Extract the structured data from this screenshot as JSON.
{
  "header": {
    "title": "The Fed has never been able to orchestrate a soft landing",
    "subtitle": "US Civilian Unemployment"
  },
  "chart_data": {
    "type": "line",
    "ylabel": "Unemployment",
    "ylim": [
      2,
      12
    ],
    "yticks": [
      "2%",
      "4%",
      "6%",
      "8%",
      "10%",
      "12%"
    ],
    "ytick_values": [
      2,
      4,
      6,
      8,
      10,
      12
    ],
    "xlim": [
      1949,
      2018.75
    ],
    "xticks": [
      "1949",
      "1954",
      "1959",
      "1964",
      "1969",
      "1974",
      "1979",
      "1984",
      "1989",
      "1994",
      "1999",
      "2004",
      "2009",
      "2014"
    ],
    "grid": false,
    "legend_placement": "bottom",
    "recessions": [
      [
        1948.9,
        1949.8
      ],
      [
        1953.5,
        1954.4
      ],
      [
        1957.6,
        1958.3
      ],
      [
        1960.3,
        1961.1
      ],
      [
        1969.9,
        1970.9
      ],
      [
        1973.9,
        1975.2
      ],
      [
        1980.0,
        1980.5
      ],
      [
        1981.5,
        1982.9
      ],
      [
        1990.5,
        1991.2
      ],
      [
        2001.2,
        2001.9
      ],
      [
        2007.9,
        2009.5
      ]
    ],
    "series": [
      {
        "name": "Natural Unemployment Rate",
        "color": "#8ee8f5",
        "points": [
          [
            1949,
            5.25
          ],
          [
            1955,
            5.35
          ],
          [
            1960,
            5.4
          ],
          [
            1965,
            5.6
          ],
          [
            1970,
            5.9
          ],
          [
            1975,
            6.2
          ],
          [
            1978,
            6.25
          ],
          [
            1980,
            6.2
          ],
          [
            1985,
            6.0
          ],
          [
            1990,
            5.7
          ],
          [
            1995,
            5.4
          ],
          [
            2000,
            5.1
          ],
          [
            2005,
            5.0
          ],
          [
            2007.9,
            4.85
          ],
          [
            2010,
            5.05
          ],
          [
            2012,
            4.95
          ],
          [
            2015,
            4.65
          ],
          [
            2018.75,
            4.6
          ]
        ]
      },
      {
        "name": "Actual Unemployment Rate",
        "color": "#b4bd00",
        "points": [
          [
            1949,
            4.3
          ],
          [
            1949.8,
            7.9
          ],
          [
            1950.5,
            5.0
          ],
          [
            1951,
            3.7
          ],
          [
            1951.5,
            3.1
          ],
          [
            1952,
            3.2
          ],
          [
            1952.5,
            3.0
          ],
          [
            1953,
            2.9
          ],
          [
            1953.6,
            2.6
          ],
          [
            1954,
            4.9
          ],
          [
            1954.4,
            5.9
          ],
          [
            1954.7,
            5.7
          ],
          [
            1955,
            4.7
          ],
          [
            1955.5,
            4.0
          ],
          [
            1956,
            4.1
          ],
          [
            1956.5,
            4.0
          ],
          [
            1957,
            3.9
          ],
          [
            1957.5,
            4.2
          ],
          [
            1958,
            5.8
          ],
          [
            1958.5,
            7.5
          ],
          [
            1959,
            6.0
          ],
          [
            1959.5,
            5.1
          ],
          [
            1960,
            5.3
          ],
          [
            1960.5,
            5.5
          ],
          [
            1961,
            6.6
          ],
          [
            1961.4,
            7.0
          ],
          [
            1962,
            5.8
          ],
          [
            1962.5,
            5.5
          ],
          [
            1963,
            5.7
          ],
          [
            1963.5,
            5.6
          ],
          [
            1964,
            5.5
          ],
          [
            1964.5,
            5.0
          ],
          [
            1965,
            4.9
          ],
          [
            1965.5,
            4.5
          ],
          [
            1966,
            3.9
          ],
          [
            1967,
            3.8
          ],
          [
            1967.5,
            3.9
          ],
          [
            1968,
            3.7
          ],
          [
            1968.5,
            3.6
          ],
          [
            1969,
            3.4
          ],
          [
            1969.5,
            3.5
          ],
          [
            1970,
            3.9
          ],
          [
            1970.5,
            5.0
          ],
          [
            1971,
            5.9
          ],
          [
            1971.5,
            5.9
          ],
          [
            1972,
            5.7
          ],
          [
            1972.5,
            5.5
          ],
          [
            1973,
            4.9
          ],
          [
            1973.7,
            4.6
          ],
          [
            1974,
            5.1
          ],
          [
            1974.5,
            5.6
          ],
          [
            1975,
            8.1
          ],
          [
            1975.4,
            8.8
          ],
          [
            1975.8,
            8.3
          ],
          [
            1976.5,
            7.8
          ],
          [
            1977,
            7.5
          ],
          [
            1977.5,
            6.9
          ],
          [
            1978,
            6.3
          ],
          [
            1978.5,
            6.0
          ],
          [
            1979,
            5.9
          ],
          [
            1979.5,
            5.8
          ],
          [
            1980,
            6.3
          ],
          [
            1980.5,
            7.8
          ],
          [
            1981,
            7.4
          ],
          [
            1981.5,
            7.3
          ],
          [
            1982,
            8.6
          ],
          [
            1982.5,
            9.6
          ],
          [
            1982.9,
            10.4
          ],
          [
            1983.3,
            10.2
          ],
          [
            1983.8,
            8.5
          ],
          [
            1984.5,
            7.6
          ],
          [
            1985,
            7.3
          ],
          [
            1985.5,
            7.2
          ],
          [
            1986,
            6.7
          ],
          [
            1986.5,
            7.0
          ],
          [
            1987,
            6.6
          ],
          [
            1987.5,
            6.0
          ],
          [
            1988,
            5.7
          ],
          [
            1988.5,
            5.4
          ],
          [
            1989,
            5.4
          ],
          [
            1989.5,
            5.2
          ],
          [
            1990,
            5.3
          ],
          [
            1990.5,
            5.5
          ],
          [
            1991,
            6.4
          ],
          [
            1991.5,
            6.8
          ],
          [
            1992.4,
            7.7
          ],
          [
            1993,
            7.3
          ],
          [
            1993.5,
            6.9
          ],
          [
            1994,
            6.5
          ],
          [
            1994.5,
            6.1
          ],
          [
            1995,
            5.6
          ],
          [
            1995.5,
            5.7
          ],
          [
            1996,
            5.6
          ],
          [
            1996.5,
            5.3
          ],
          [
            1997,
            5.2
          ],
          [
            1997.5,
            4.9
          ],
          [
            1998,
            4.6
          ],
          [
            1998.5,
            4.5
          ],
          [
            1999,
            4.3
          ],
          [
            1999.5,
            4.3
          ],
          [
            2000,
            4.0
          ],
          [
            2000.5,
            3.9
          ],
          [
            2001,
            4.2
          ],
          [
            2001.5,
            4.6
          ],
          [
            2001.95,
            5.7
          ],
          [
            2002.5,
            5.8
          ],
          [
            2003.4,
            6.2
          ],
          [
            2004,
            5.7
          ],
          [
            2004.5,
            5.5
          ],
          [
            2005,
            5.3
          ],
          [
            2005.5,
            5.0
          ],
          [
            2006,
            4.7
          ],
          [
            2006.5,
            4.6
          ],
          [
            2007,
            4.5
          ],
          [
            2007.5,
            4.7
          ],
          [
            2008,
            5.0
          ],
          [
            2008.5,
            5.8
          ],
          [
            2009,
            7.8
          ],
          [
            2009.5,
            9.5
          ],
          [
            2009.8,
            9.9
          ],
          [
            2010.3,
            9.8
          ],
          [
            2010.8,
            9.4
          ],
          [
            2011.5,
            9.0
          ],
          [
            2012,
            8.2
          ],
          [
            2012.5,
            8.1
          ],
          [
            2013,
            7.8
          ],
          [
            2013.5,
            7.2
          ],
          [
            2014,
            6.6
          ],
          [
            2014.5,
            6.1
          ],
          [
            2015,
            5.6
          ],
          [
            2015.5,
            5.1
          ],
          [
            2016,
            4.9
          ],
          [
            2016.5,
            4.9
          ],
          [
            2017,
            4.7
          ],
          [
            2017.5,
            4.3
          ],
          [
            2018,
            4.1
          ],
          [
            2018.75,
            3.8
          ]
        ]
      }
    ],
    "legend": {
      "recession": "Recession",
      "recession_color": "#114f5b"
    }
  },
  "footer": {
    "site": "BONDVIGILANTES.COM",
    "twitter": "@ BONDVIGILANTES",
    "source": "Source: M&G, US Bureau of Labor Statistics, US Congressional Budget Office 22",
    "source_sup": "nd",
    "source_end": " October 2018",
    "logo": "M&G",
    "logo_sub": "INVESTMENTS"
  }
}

• • • • • • •

--- Problem details ---
Make a tally of the lines in this data that include the string "Unemployment", and answer with that tally alone.

--- Task solution ---
4